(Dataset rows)

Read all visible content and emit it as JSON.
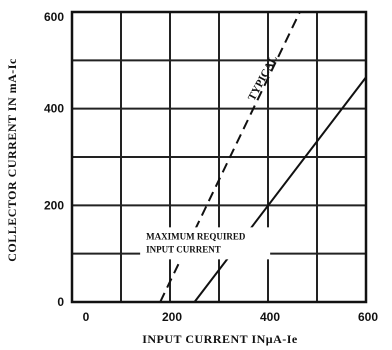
{
  "chart_data": {
    "type": "line",
    "xlabel": "INPUT CURRENT  INμA-Ie",
    "ylabel": "COLLECTOR  CURRENT  IN  mA-Ic",
    "xlim": [
      0,
      600
    ],
    "ylim": [
      0,
      600
    ],
    "x_ticks": [
      0,
      200,
      400,
      600
    ],
    "x_tick_labels": [
      "0",
      "200",
      "400",
      "600"
    ],
    "y_ticks": [
      0,
      200,
      400,
      600
    ],
    "y_tick_labels": [
      "0",
      "200",
      "400",
      "600"
    ],
    "grid": true,
    "grid_x_step": 100,
    "grid_y_step": 100,
    "series": [
      {
        "name": "TYPICAL",
        "style": "dashed",
        "x": [
          180,
          465
        ],
        "y": [
          0,
          600
        ]
      },
      {
        "name": "",
        "style": "solid",
        "x": [
          250,
          600
        ],
        "y": [
          0,
          465
        ]
      }
    ],
    "annotations": [
      {
        "text": "TYPICAL",
        "x": 395,
        "y": 460
      },
      {
        "lines": [
          "MAXIMUM REQUIRED",
          "INPUT CURRENT"
        ],
        "x": 335,
        "y": 80
      }
    ]
  }
}
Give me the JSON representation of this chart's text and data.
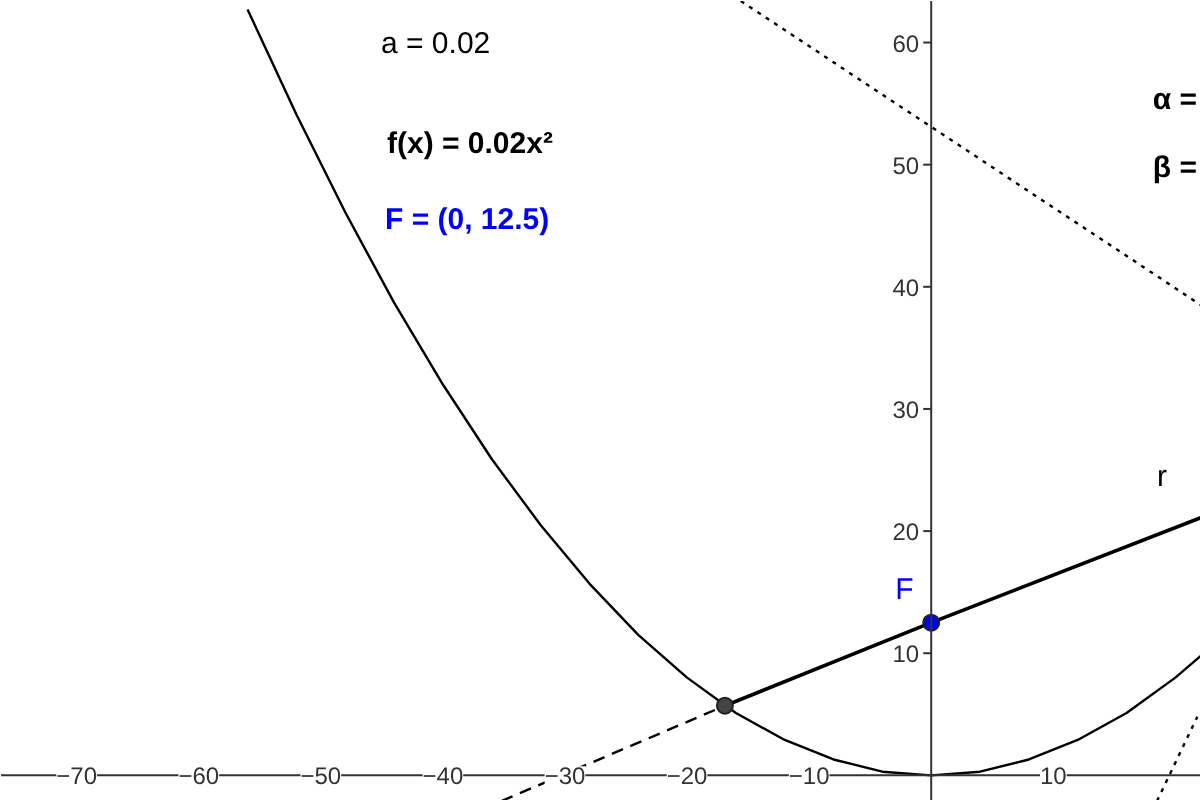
{
  "chart_data": {
    "type": "line",
    "xlim": [
      -76.2,
      22.1
    ],
    "ylim": [
      -2.1,
      63.4
    ],
    "xticks": [
      {
        "value": -70,
        "label": "−70"
      },
      {
        "value": -60,
        "label": "−60"
      },
      {
        "value": -50,
        "label": "−50"
      },
      {
        "value": -40,
        "label": "−40"
      },
      {
        "value": -30,
        "label": "−30"
      },
      {
        "value": -20,
        "label": "−20"
      },
      {
        "value": -10,
        "label": "−10"
      },
      10
    ],
    "yticks": [
      10,
      20,
      30,
      40,
      50,
      60
    ],
    "grid": false,
    "legend": false,
    "series": [
      {
        "type": "line",
        "color": "#000000",
        "line_style": "solid",
        "x": [
          -56,
          -52,
          -48,
          -44,
          -40,
          -36,
          -32,
          -28,
          -24,
          -20,
          -16,
          -12,
          -8,
          -4,
          0,
          4,
          8,
          12,
          16,
          20,
          22.1
        ],
        "values": [
          62.7,
          54.1,
          46.1,
          38.7,
          32,
          25.9,
          20.5,
          15.7,
          11.5,
          8,
          5.1,
          2.9,
          1.3,
          0.3,
          0,
          0.3,
          1.3,
          2.9,
          5.1,
          8,
          9.8
        ]
      },
      {
        "type": "line",
        "name": "r",
        "color": "#000000",
        "line_style": "solid",
        "x": [
          -16.9,
          0,
          22.1
        ],
        "values": [
          5.7,
          12.5,
          21.1
        ]
      },
      {
        "type": "line",
        "color": "#000000",
        "line_style": "dashed",
        "x": [
          -35.2,
          -16.9
        ],
        "values": [
          -2.1,
          5.7
        ]
      },
      {
        "type": "line",
        "color": "#000000",
        "line_style": "dotted",
        "x": [
          -15.6,
          22.1
        ],
        "values": [
          63.4,
          38.5
        ]
      },
      {
        "type": "line",
        "color": "#000000",
        "line_style": "dotted",
        "x": [
          18.5,
          21.8
        ],
        "values": [
          -2.1,
          4.8
        ]
      },
      {
        "type": "scatter",
        "color": "#444444",
        "marker": "circle",
        "x": [
          -16.9
        ],
        "values": [
          5.7
        ]
      },
      {
        "type": "scatter",
        "name": "F",
        "color": "#0000ff",
        "marker": "circle",
        "x": [
          0
        ],
        "values": [
          12.5
        ]
      }
    ],
    "annotations": [
      "a = 0.02",
      "f(x) = 0.02x²",
      "F = (0, 12.5)",
      "α =",
      "β ="
    ]
  }
}
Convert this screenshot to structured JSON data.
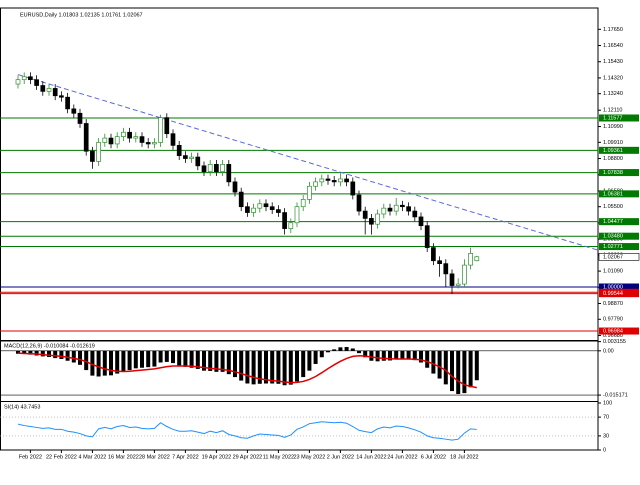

WHAT IS EXPECTED =
Write out every line of the entries that holds the word "CURRENT".

SOLUTION =
    "xlabel": "INPUT CURRENT  INμA-Ie",
    "ylabel": "COLLECTOR  CURRENT  IN  mA-Ic",
          "INPUT CURRENT"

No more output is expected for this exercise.